EXERCISE BRIEF> Don't copy the pictures; return every other part of the records exactly.

Chart and figure data>

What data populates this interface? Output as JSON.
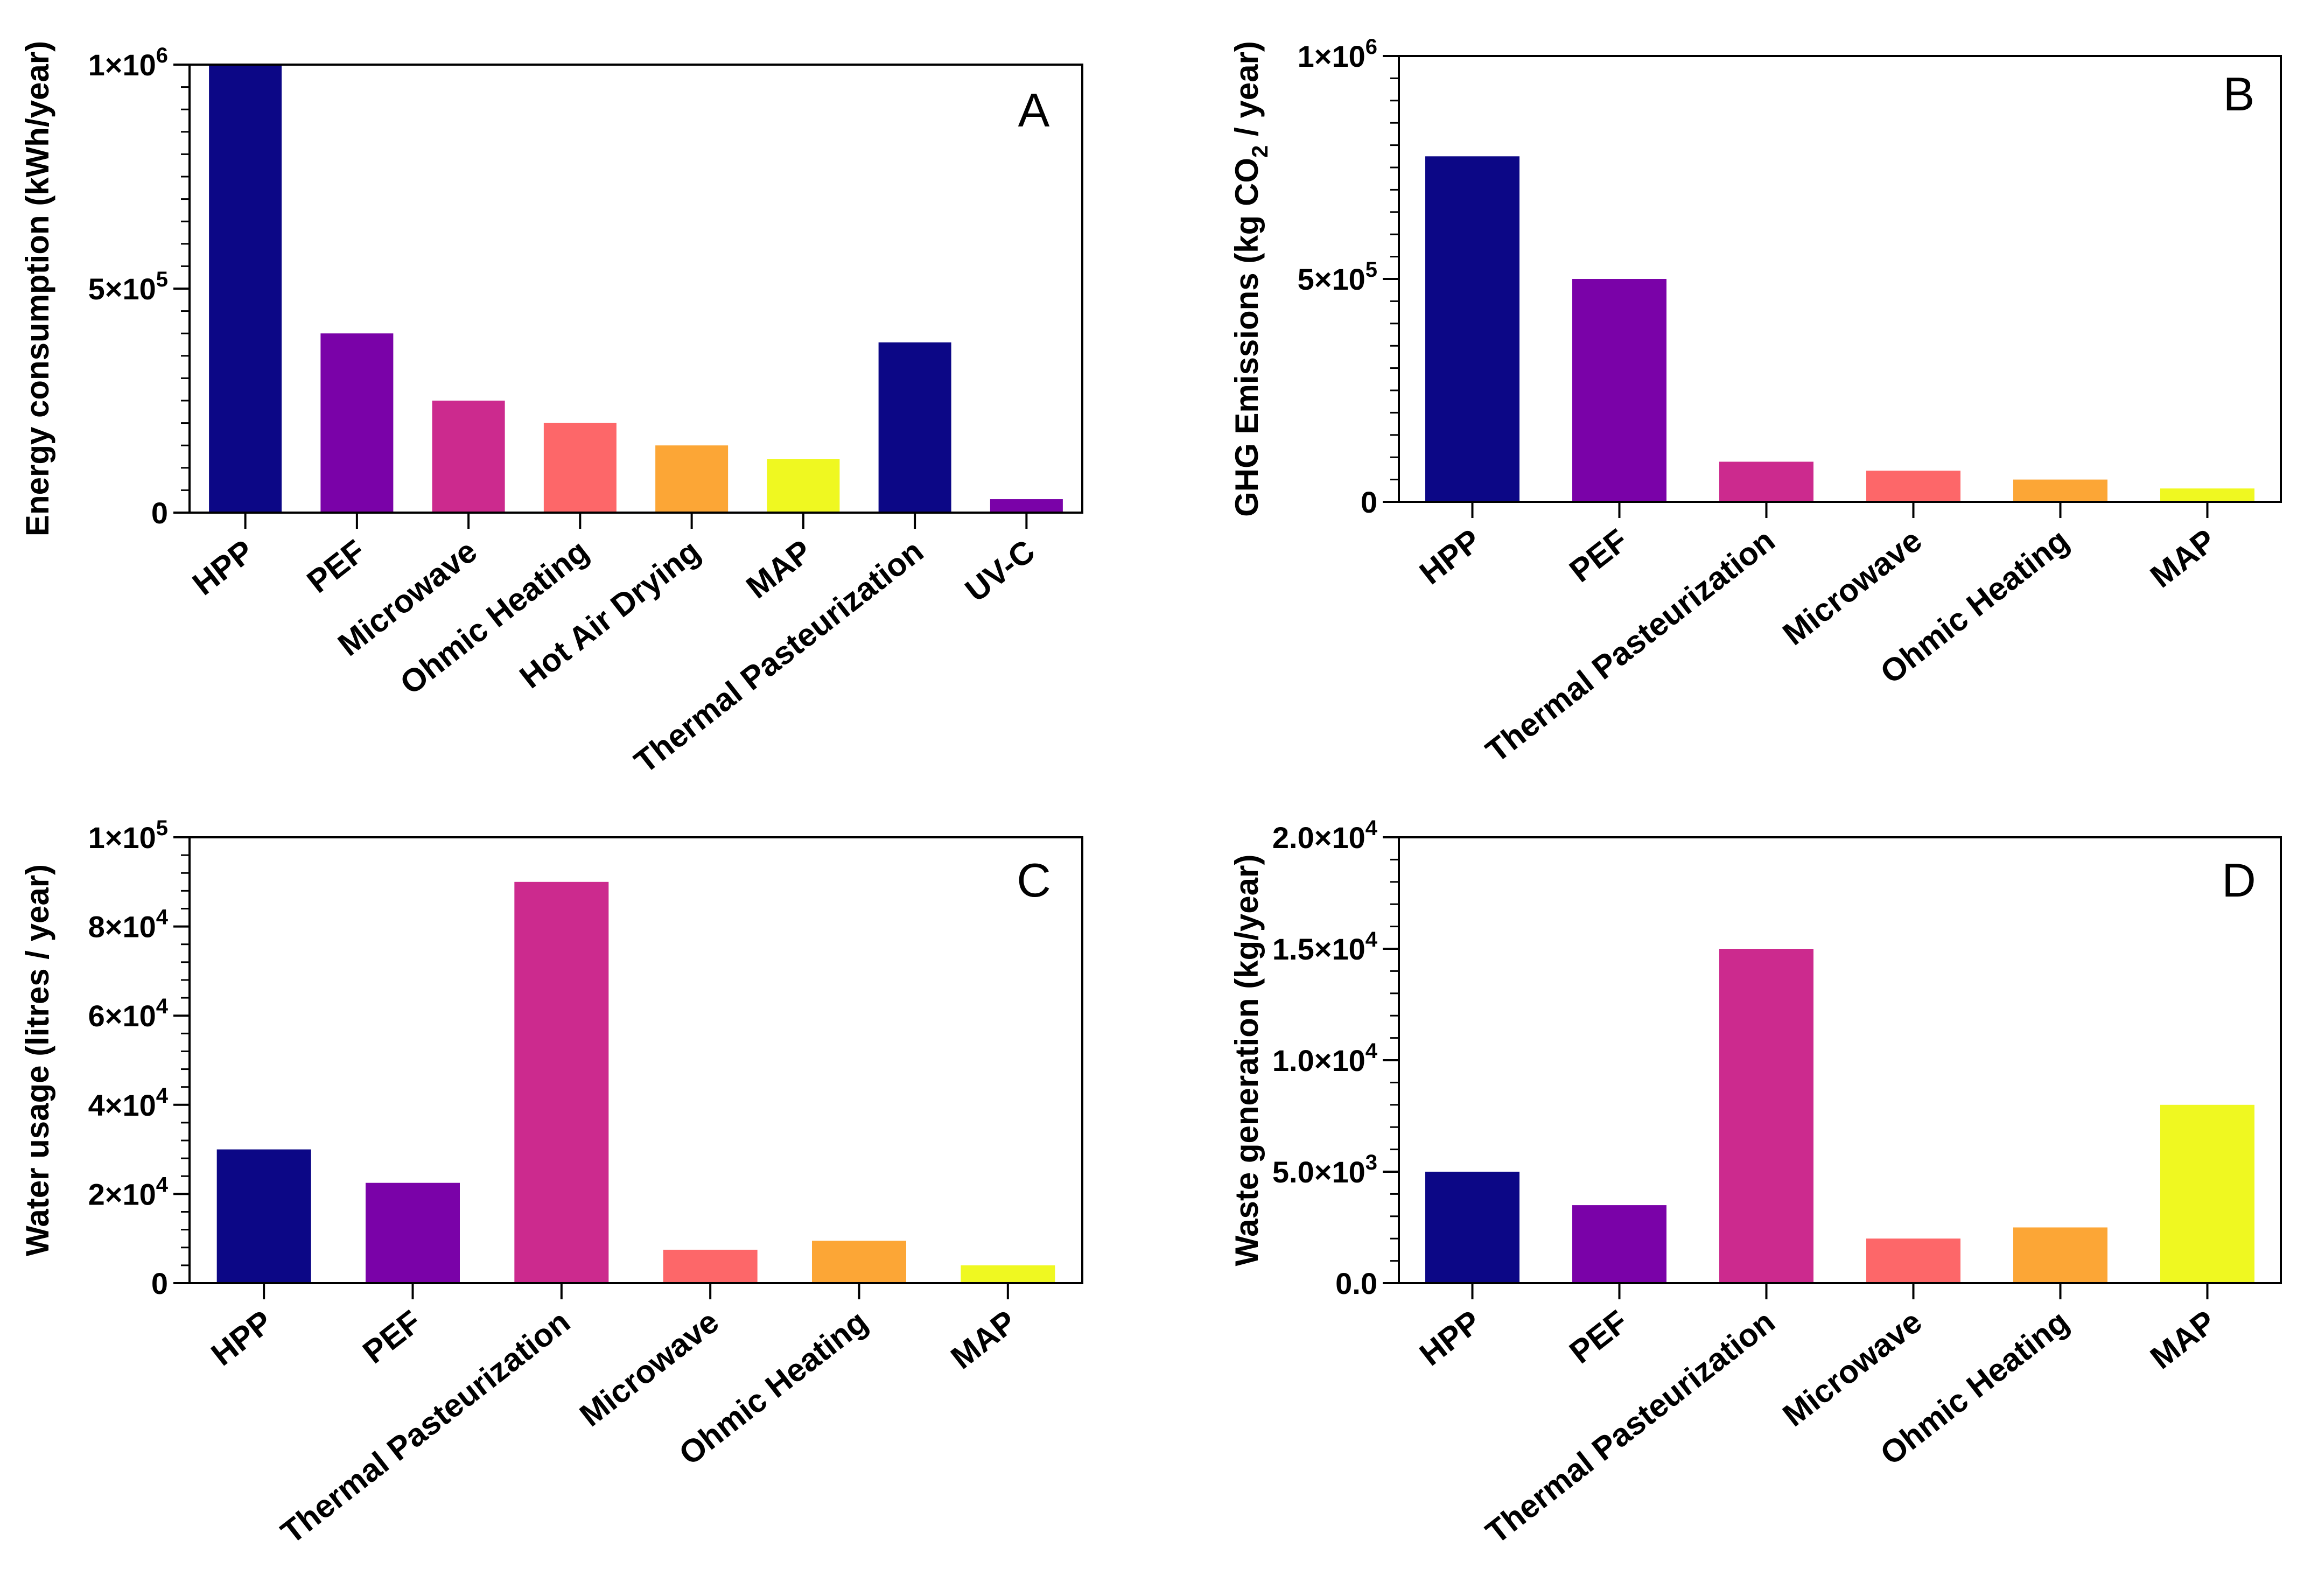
{
  "colors": {
    "palette": [
      "#0c0786",
      "#7a02a8",
      "#cc2a8e",
      "#fd6769",
      "#fca636",
      "#eff821"
    ],
    "axis": "#000000",
    "background": "#ffffff"
  },
  "chart_data": [
    {
      "panel": "A",
      "type": "bar",
      "ylabel": "Energy consumption (kWh/year)",
      "ylim": [
        0,
        1000000
      ],
      "y_ticks": [
        {
          "value": 0,
          "mantissa": "0",
          "exponent": ""
        },
        {
          "value": 500000,
          "mantissa": "5×10",
          "exponent": "5"
        },
        {
          "value": 1000000,
          "mantissa": "1×10",
          "exponent": "6"
        }
      ],
      "minor_ticks_per_major": 10,
      "categories": [
        "HPP",
        "PEF",
        "Microwave",
        "Ohmic Heating",
        "Hot Air Drying",
        "MAP",
        "Thermal Pasteurization",
        "UV-C"
      ],
      "values": [
        1000000,
        400000,
        250000,
        200000,
        150000,
        120000,
        380000,
        30000
      ],
      "bar_colors": [
        "#0c0786",
        "#7a02a8",
        "#cc2a8e",
        "#fd6769",
        "#fca636",
        "#eff821",
        "#0c0786",
        "#7a02a8"
      ],
      "legend": "none"
    },
    {
      "panel": "B",
      "type": "bar",
      "ylabel_parts": [
        "GHG Emissions (kg CO",
        "2",
        " / year)"
      ],
      "ylim": [
        0,
        1000000
      ],
      "y_ticks": [
        {
          "value": 0,
          "mantissa": "0",
          "exponent": ""
        },
        {
          "value": 500000,
          "mantissa": "5×10",
          "exponent": "5"
        },
        {
          "value": 1000000,
          "mantissa": "1×10",
          "exponent": "6"
        }
      ],
      "minor_ticks_per_major": 10,
      "categories": [
        "HPP",
        "PEF",
        "Thermal Pasteurization",
        "Microwave",
        "Ohmic Heating",
        "MAP"
      ],
      "values": [
        775000,
        500000,
        90000,
        70000,
        50000,
        30000
      ],
      "bar_colors": [
        "#0c0786",
        "#7a02a8",
        "#cc2a8e",
        "#fd6769",
        "#fca636",
        "#eff821"
      ],
      "legend": "none"
    },
    {
      "panel": "C",
      "type": "bar",
      "ylabel": "Water usage (litres / year)",
      "ylim": [
        0,
        100000
      ],
      "y_ticks": [
        {
          "value": 0,
          "mantissa": "0",
          "exponent": ""
        },
        {
          "value": 20000,
          "mantissa": "2×10",
          "exponent": "4"
        },
        {
          "value": 40000,
          "mantissa": "4×10",
          "exponent": "4"
        },
        {
          "value": 60000,
          "mantissa": "6×10",
          "exponent": "4"
        },
        {
          "value": 80000,
          "mantissa": "8×10",
          "exponent": "4"
        },
        {
          "value": 100000,
          "mantissa": "1×10",
          "exponent": "5"
        }
      ],
      "minor_ticks_per_major": 5,
      "categories": [
        "HPP",
        "PEF",
        "Thermal Pasteurization",
        "Microwave",
        "Ohmic Heating",
        "MAP"
      ],
      "values": [
        30000,
        22500,
        90000,
        7500,
        9500,
        4000
      ],
      "bar_colors": [
        "#0c0786",
        "#7a02a8",
        "#cc2a8e",
        "#fd6769",
        "#fca636",
        "#eff821"
      ],
      "legend": "none"
    },
    {
      "panel": "D",
      "type": "bar",
      "ylabel": "Waste generation (kg/year)",
      "ylim": [
        0,
        20000
      ],
      "y_ticks": [
        {
          "value": 0,
          "mantissa": "0.0",
          "exponent": ""
        },
        {
          "value": 5000,
          "mantissa": "5.0×10",
          "exponent": "3"
        },
        {
          "value": 10000,
          "mantissa": "1.0×10",
          "exponent": "4"
        },
        {
          "value": 15000,
          "mantissa": "1.5×10",
          "exponent": "4"
        },
        {
          "value": 20000,
          "mantissa": "2.0×10",
          "exponent": "4"
        }
      ],
      "minor_ticks_per_major": 5,
      "categories": [
        "HPP",
        "PEF",
        "Thermal Pasteurization",
        "Microwave",
        "Ohmic Heating",
        "MAP"
      ],
      "values": [
        5000,
        3500,
        15000,
        2000,
        2500,
        8000
      ],
      "bar_colors": [
        "#0c0786",
        "#7a02a8",
        "#cc2a8e",
        "#fd6769",
        "#fca636",
        "#eff821"
      ],
      "legend": "none"
    }
  ]
}
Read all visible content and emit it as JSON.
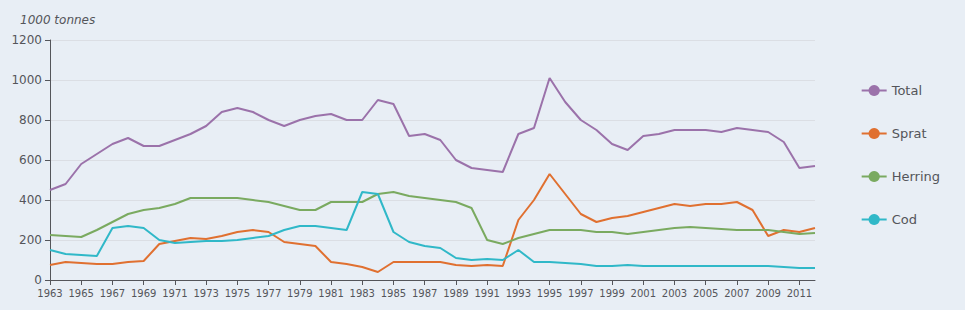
{
  "chart_data": {
    "type": "line",
    "ylabel": "1000 tonnes",
    "x": [
      1963,
      1964,
      1965,
      1966,
      1967,
      1968,
      1969,
      1970,
      1971,
      1972,
      1973,
      1974,
      1975,
      1976,
      1977,
      1978,
      1979,
      1980,
      1981,
      1982,
      1983,
      1984,
      1985,
      1986,
      1987,
      1988,
      1989,
      1990,
      1991,
      1992,
      1993,
      1994,
      1995,
      1996,
      1997,
      1998,
      1999,
      2000,
      2001,
      2002,
      2003,
      2004,
      2005,
      2006,
      2007,
      2008,
      2009,
      2010,
      2011,
      2012
    ],
    "series": [
      {
        "name": "Total",
        "color": "#9b72aa",
        "values": [
          450,
          480,
          580,
          630,
          680,
          710,
          670,
          670,
          700,
          730,
          770,
          840,
          860,
          840,
          800,
          770,
          800,
          820,
          830,
          800,
          800,
          900,
          880,
          720,
          730,
          700,
          600,
          560,
          550,
          540,
          730,
          760,
          1010,
          890,
          800,
          750,
          680,
          650,
          720,
          730,
          750,
          750,
          750,
          740,
          760,
          750,
          740,
          690,
          560,
          570
        ]
      },
      {
        "name": "Sprat",
        "color": "#e07030",
        "values": [
          75,
          90,
          85,
          80,
          80,
          90,
          95,
          180,
          195,
          210,
          205,
          220,
          240,
          250,
          240,
          190,
          180,
          170,
          90,
          80,
          65,
          40,
          90,
          90,
          90,
          90,
          75,
          70,
          75,
          70,
          300,
          400,
          530,
          430,
          330,
          290,
          310,
          320,
          340,
          360,
          380,
          370,
          380,
          380,
          390,
          350,
          220,
          250,
          240,
          260
        ]
      },
      {
        "name": "Herring",
        "color": "#7aaa60",
        "values": [
          225,
          220,
          215,
          250,
          290,
          330,
          350,
          360,
          380,
          410,
          410,
          410,
          410,
          400,
          390,
          370,
          350,
          350,
          390,
          390,
          390,
          430,
          440,
          420,
          410,
          400,
          390,
          360,
          200,
          180,
          210,
          230,
          250,
          250,
          250,
          240,
          240,
          230,
          240,
          250,
          260,
          265,
          260,
          255,
          250,
          250,
          250,
          240,
          230,
          235
        ]
      },
      {
        "name": "Cod",
        "color": "#30b8c8",
        "values": [
          150,
          130,
          125,
          120,
          260,
          270,
          260,
          200,
          185,
          190,
          195,
          195,
          200,
          210,
          220,
          250,
          270,
          270,
          260,
          250,
          440,
          430,
          240,
          190,
          170,
          160,
          110,
          100,
          105,
          100,
          150,
          90,
          90,
          85,
          80,
          70,
          70,
          75,
          70,
          70,
          70,
          70,
          70,
          70,
          70,
          70,
          70,
          65,
          60,
          60
        ]
      }
    ],
    "xlim": [
      1963,
      2012
    ],
    "xticks": [
      1963,
      1965,
      1967,
      1969,
      1971,
      1973,
      1975,
      1977,
      1979,
      1981,
      1983,
      1985,
      1987,
      1989,
      1991,
      1993,
      1995,
      1997,
      1999,
      2001,
      2003,
      2005,
      2007,
      2009,
      2011
    ],
    "ylim": [
      0,
      1200
    ],
    "yticks": [
      0,
      200,
      400,
      600,
      800,
      1000,
      1200
    ],
    "grid": true,
    "legend": "right"
  }
}
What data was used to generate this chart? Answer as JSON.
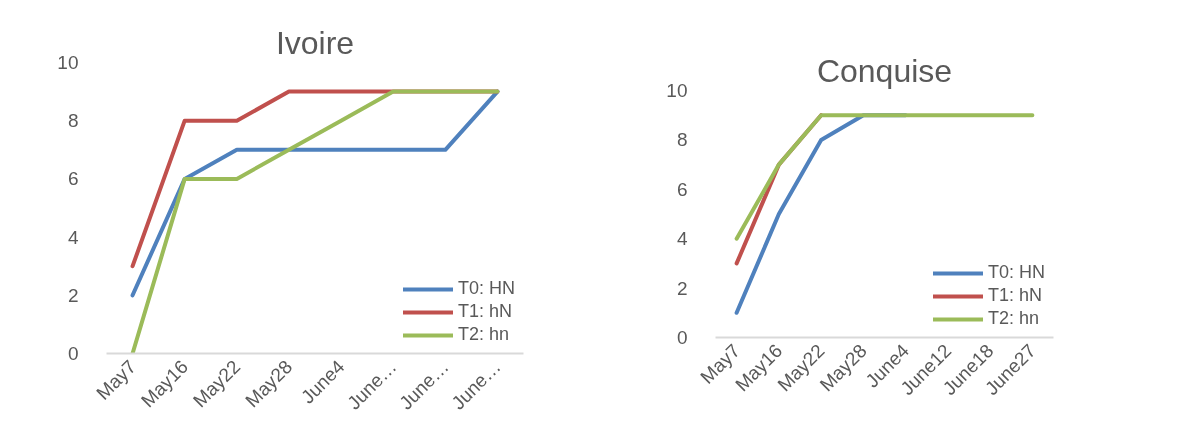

WRITTEN SOLUTION>
What data populates this interface? Output as JSON.
{
  "colors": {
    "palette": [
      "#0c0786",
      "#7a02a8",
      "#cc2a8e",
      "#fd6769",
      "#fca636",
      "#eff821"
    ],
    "axis": "#000000",
    "background": "#ffffff"
  },
  "chart_data": [
    {
      "panel": "A",
      "type": "bar",
      "ylabel": "Energy consumption (kWh/year)",
      "ylim": [
        0,
        1000000
      ],
      "y_ticks": [
        {
          "value": 0,
          "mantissa": "0",
          "exponent": ""
        },
        {
          "value": 500000,
          "mantissa": "5×10",
          "exponent": "5"
        },
        {
          "value": 1000000,
          "mantissa": "1×10",
          "exponent": "6"
        }
      ],
      "minor_ticks_per_major": 10,
      "categories": [
        "HPP",
        "PEF",
        "Microwave",
        "Ohmic Heating",
        "Hot Air Drying",
        "MAP",
        "Thermal Pasteurization",
        "UV-C"
      ],
      "values": [
        1000000,
        400000,
        250000,
        200000,
        150000,
        120000,
        380000,
        30000
      ],
      "bar_colors": [
        "#0c0786",
        "#7a02a8",
        "#cc2a8e",
        "#fd6769",
        "#fca636",
        "#eff821",
        "#0c0786",
        "#7a02a8"
      ],
      "legend": "none"
    },
    {
      "panel": "B",
      "type": "bar",
      "ylabel_parts": [
        "GHG Emissions (kg CO",
        "2",
        " / year)"
      ],
      "ylim": [
        0,
        1000000
      ],
      "y_ticks": [
        {
          "value": 0,
          "mantissa": "0",
          "exponent": ""
        },
        {
          "value": 500000,
          "mantissa": "5×10",
          "exponent": "5"
        },
        {
          "value": 1000000,
          "mantissa": "1×10",
          "exponent": "6"
        }
      ],
      "minor_ticks_per_major": 10,
      "categories": [
        "HPP",
        "PEF",
        "Thermal Pasteurization",
        "Microwave",
        "Ohmic Heating",
        "MAP"
      ],
      "values": [
        775000,
        500000,
        90000,
        70000,
        50000,
        30000
      ],
      "bar_colors": [
        "#0c0786",
        "#7a02a8",
        "#cc2a8e",
        "#fd6769",
        "#fca636",
        "#eff821"
      ],
      "legend": "none"
    },
    {
      "panel": "C",
      "type": "bar",
      "ylabel": "Water usage (litres / year)",
      "ylim": [
        0,
        100000
      ],
      "y_ticks": [
        {
          "value": 0,
          "mantissa": "0",
          "exponent": ""
        },
        {
          "value": 20000,
          "mantissa": "2×10",
          "exponent": "4"
        },
        {
          "value": 40000,
          "mantissa": "4×10",
          "exponent": "4"
        },
        {
          "value": 60000,
          "mantissa": "6×10",
          "exponent": "4"
        },
        {
          "value": 80000,
          "mantissa": "8×10",
          "exponent": "4"
        },
        {
          "value": 100000,
          "mantissa": "1×10",
          "exponent": "5"
        }
      ],
      "minor_ticks_per_major": 5,
      "categories": [
        "HPP",
        "PEF",
        "Thermal Pasteurization",
        "Microwave",
        "Ohmic Heating",
        "MAP"
      ],
      "values": [
        30000,
        22500,
        90000,
        7500,
        9500,
        4000
      ],
      "bar_colors": [
        "#0c0786",
        "#7a02a8",
        "#cc2a8e",
        "#fd6769",
        "#fca636",
        "#eff821"
      ],
      "legend": "none"
    },
    {
      "panel": "D",
      "type": "bar",
      "ylabel": "Waste generation (kg/year)",
      "ylim": [
        0,
        20000
      ],
      "y_ticks": [
        {
          "value": 0,
          "mantissa": "0.0",
          "exponent": ""
        },
        {
          "value": 5000,
          "mantissa": "5.0×10",
          "exponent": "3"
        },
        {
          "value": 10000,
          "mantissa": "1.0×10",
          "exponent": "4"
        },
        {
          "value": 15000,
          "mantissa": "1.5×10",
          "exponent": "4"
        },
        {
          "value": 20000,
          "mantissa": "2.0×10",
          "exponent": "4"
        }
      ],
      "minor_ticks_per_major": 5,
      "categories": [
        "HPP",
        "PEF",
        "Thermal Pasteurization",
        "Microwave",
        "Ohmic Heating",
        "MAP"
      ],
      "values": [
        5000,
        3500,
        15000,
        2000,
        2500,
        8000
      ],
      "bar_colors": [
        "#0c0786",
        "#7a02a8",
        "#cc2a8e",
        "#fd6769",
        "#fca636",
        "#eff821"
      ],
      "legend": "none"
    }
  ]
}
Read all visible content and emit it as JSON.
{
  "chart_data": {
    "type": "line",
    "ylabel": "1000 tonnes",
    "x": [
      1963,
      1964,
      1965,
      1966,
      1967,
      1968,
      1969,
      1970,
      1971,
      1972,
      1973,
      1974,
      1975,
      1976,
      1977,
      1978,
      1979,
      1980,
      1981,
      1982,
      1983,
      1984,
      1985,
      1986,
      1987,
      1988,
      1989,
      1990,
      1991,
      1992,
      1993,
      1994,
      1995,
      1996,
      1997,
      1998,
      1999,
      2000,
      2001,
      2002,
      2003,
      2004,
      2005,
      2006,
      2007,
      2008,
      2009,
      2010,
      2011,
      2012
    ],
    "series": [
      {
        "name": "Total",
        "color": "#9b72aa",
        "values": [
          450,
          480,
          580,
          630,
          680,
          710,
          670,
          670,
          700,
          730,
          770,
          840,
          860,
          840,
          800,
          770,
          800,
          820,
          830,
          800,
          800,
          900,
          880,
          720,
          730,
          700,
          600,
          560,
          550,
          540,
          730,
          760,
          1010,
          890,
          800,
          750,
          680,
          650,
          720,
          730,
          750,
          750,
          750,
          740,
          760,
          750,
          740,
          690,
          560,
          570
        ]
      },
      {
        "name": "Sprat",
        "color": "#e07030",
        "values": [
          75,
          90,
          85,
          80,
          80,
          90,
          95,
          180,
          195,
          210,
          205,
          220,
          240,
          250,
          240,
          190,
          180,
          170,
          90,
          80,
          65,
          40,
          90,
          90,
          90,
          90,
          75,
          70,
          75,
          70,
          300,
          400,
          530,
          430,
          330,
          290,
          310,
          320,
          340,
          360,
          380,
          370,
          380,
          380,
          390,
          350,
          220,
          250,
          240,
          260
        ]
      },
      {
        "name": "Herring",
        "color": "#7aaa60",
        "values": [
          225,
          220,
          215,
          250,
          290,
          330,
          350,
          360,
          380,
          410,
          410,
          410,
          410,
          400,
          390,
          370,
          350,
          350,
          390,
          390,
          390,
          430,
          440,
          420,
          410,
          400,
          390,
          360,
          200,
          180,
          210,
          230,
          250,
          250,
          250,
          240,
          240,
          230,
          240,
          250,
          260,
          265,
          260,
          255,
          250,
          250,
          250,
          240,
          230,
          235
        ]
      },
      {
        "name": "Cod",
        "color": "#30b8c8",
        "values": [
          150,
          130,
          125,
          120,
          260,
          270,
          260,
          200,
          185,
          190,
          195,
          195,
          200,
          210,
          220,
          250,
          270,
          270,
          260,
          250,
          440,
          430,
          240,
          190,
          170,
          160,
          110,
          100,
          105,
          100,
          150,
          90,
          90,
          85,
          80,
          70,
          70,
          75,
          70,
          70,
          70,
          70,
          70,
          70,
          70,
          70,
          70,
          65,
          60,
          60
        ]
      }
    ],
    "xlim": [
      1963,
      2012
    ],
    "xticks": [
      1963,
      1965,
      1967,
      1969,
      1971,
      1973,
      1975,
      1977,
      1979,
      1981,
      1983,
      1985,
      1987,
      1989,
      1991,
      1993,
      1995,
      1997,
      1999,
      2001,
      2003,
      2005,
      2007,
      2009,
      2011
    ],
    "ylim": [
      0,
      1200
    ],
    "yticks": [
      0,
      200,
      400,
      600,
      800,
      1000,
      1200
    ],
    "grid": true,
    "legend": "right"
  }
}
What data was used to generate this chart? Answer as JSON.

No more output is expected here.